_PROMPT:_ Print every line of the material below without changing anything.
## Begin GIVEN RECORDS
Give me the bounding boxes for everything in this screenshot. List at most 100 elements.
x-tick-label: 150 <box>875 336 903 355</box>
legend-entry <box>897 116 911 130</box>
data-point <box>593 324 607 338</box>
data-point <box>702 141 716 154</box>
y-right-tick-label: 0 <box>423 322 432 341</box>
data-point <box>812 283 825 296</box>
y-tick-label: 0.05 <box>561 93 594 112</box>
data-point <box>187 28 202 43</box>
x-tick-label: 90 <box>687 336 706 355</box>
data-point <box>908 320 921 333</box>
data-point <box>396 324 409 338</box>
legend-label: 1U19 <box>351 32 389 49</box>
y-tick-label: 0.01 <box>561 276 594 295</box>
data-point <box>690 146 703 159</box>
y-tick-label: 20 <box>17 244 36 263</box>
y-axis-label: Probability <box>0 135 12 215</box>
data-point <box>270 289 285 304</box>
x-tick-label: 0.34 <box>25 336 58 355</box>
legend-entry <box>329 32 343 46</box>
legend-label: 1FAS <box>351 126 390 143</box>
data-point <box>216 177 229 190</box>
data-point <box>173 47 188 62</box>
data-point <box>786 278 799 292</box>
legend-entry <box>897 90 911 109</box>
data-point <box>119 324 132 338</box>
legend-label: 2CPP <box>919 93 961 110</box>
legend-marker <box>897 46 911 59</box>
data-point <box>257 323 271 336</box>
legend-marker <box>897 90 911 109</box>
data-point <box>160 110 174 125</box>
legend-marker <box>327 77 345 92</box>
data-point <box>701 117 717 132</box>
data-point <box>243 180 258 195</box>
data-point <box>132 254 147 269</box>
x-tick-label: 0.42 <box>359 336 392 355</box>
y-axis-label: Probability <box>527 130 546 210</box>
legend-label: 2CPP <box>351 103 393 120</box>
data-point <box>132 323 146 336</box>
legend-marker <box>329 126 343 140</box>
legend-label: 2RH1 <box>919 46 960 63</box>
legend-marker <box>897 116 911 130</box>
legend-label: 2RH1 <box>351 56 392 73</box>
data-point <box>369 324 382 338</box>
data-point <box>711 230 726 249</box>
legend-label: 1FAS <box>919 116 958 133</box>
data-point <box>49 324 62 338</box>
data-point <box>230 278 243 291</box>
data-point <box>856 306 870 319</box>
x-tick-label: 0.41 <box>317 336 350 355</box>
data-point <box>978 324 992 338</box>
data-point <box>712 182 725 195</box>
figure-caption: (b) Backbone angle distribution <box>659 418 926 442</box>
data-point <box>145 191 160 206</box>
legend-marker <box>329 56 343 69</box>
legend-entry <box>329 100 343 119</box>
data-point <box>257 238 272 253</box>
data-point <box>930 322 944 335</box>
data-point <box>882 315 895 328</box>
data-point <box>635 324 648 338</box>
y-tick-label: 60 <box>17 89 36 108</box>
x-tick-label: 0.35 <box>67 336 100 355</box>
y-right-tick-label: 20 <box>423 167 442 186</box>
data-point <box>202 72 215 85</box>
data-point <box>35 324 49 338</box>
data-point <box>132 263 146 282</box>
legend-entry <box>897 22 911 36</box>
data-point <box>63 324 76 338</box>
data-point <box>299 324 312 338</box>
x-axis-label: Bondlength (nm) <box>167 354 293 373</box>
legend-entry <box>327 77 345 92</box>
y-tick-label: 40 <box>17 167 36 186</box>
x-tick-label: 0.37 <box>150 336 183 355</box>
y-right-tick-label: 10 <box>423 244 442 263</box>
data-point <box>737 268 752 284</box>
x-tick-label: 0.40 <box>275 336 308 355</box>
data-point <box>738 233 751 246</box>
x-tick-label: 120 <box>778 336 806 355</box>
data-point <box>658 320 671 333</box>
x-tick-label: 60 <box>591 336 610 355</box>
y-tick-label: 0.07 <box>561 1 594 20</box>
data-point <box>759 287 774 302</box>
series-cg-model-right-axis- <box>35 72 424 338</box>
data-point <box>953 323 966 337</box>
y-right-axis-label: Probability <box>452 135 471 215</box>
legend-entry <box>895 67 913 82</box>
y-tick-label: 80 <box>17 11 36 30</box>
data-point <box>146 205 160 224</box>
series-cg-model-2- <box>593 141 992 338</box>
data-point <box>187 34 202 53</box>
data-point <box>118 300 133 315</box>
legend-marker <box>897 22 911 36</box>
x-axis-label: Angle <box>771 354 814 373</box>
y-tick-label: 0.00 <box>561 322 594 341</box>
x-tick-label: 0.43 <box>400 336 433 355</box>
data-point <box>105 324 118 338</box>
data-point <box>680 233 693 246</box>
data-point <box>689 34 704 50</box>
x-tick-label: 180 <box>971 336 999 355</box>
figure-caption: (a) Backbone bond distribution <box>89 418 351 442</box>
## End GIVEN RECORDS
_EXERCISE RESULT:_
Give me the bounding boxes for everything in this screenshot. List at most 100 elements.
x-tick-label: 150 <box>875 336 903 355</box>
legend-entry <box>897 116 911 130</box>
data-point <box>593 324 607 338</box>
data-point <box>702 141 716 154</box>
y-right-tick-label: 0 <box>423 322 432 341</box>
data-point <box>812 283 825 296</box>
y-tick-label: 0.05 <box>561 93 594 112</box>
data-point <box>187 28 202 43</box>
x-tick-label: 90 <box>687 336 706 355</box>
data-point <box>908 320 921 333</box>
data-point <box>396 324 409 338</box>
legend-label: 1U19 <box>351 32 389 49</box>
y-tick-label: 0.01 <box>561 276 594 295</box>
data-point <box>690 146 703 159</box>
y-tick-label: 20 <box>17 244 36 263</box>
y-axis-label: Probability <box>0 135 12 215</box>
data-point <box>270 289 285 304</box>
x-tick-label: 0.34 <box>25 336 58 355</box>
legend-entry <box>329 32 343 46</box>
legend-label: 1FAS <box>351 126 390 143</box>
data-point <box>216 177 229 190</box>
data-point <box>173 47 188 62</box>
data-point <box>786 278 799 292</box>
legend-entry <box>897 90 911 109</box>
data-point <box>119 324 132 338</box>
legend-label: 2CPP <box>919 93 961 110</box>
legend-marker <box>897 46 911 59</box>
data-point <box>257 323 271 336</box>
legend-marker <box>897 90 911 109</box>
data-point <box>160 110 174 125</box>
legend-marker <box>327 77 345 92</box>
data-point <box>701 117 717 132</box>
data-point <box>243 180 258 195</box>
data-point <box>132 254 147 269</box>
x-tick-label: 0.42 <box>359 336 392 355</box>
y-axis-label: Probability <box>527 130 546 210</box>
legend-label: 2CPP <box>351 103 393 120</box>
data-point <box>132 323 146 336</box>
legend-marker <box>329 126 343 140</box>
legend-label: 2RH1 <box>919 46 960 63</box>
legend-marker <box>897 116 911 130</box>
legend-label: 2RH1 <box>351 56 392 73</box>
data-point <box>369 324 382 338</box>
data-point <box>711 230 726 249</box>
legend-label: 1FAS <box>919 116 958 133</box>
data-point <box>49 324 62 338</box>
data-point <box>230 278 243 291</box>
data-point <box>856 306 870 319</box>
x-tick-label: 0.41 <box>317 336 350 355</box>
data-point <box>978 324 992 338</box>
data-point <box>712 182 725 195</box>
figure-caption: (b) Backbone angle distribution <box>659 418 926 442</box>
data-point <box>145 191 160 206</box>
legend-marker <box>329 56 343 69</box>
legend-entry <box>329 100 343 119</box>
data-point <box>257 238 272 253</box>
data-point <box>930 322 944 335</box>
data-point <box>882 315 895 328</box>
data-point <box>635 324 648 338</box>
y-tick-label: 60 <box>17 89 36 108</box>
x-tick-label: 0.35 <box>67 336 100 355</box>
y-right-tick-label: 20 <box>423 167 442 186</box>
data-point <box>202 72 215 85</box>
data-point <box>35 324 49 338</box>
data-point <box>132 263 146 282</box>
legend-entry <box>897 22 911 36</box>
data-point <box>63 324 76 338</box>
data-point <box>299 324 312 338</box>
x-axis-label: Bondlength (nm) <box>167 354 293 373</box>
legend-entry <box>327 77 345 92</box>
y-tick-label: 40 <box>17 167 36 186</box>
x-tick-label: 0.37 <box>150 336 183 355</box>
y-right-tick-label: 10 <box>423 244 442 263</box>
data-point <box>737 268 752 284</box>
x-tick-label: 0.40 <box>275 336 308 355</box>
data-point <box>738 233 751 246</box>
x-tick-label: 120 <box>778 336 806 355</box>
data-point <box>658 320 671 333</box>
x-tick-label: 60 <box>591 336 610 355</box>
y-tick-label: 0.07 <box>561 1 594 20</box>
data-point <box>759 287 774 302</box>
series-cg-model-right-axis- <box>35 72 424 338</box>
data-point <box>953 323 966 337</box>
y-right-axis-label: Probability <box>452 135 471 215</box>
legend-entry <box>895 67 913 82</box>
y-tick-label: 80 <box>17 11 36 30</box>
data-point <box>146 205 160 224</box>
series-cg-model-2- <box>593 141 992 338</box>
data-point <box>187 34 202 53</box>
data-point <box>118 300 133 315</box>
legend-marker <box>897 22 911 36</box>
x-axis-label: Angle <box>771 354 814 373</box>
y-tick-label: 0.00 <box>561 322 594 341</box>
x-tick-label: 0.43 <box>400 336 433 355</box>
data-point <box>105 324 118 338</box>
data-point <box>680 233 693 246</box>
data-point <box>689 34 704 50</box>
x-tick-label: 180 <box>971 336 999 355</box>
figure-caption: (a) Backbone bond distribution <box>89 418 351 442</box>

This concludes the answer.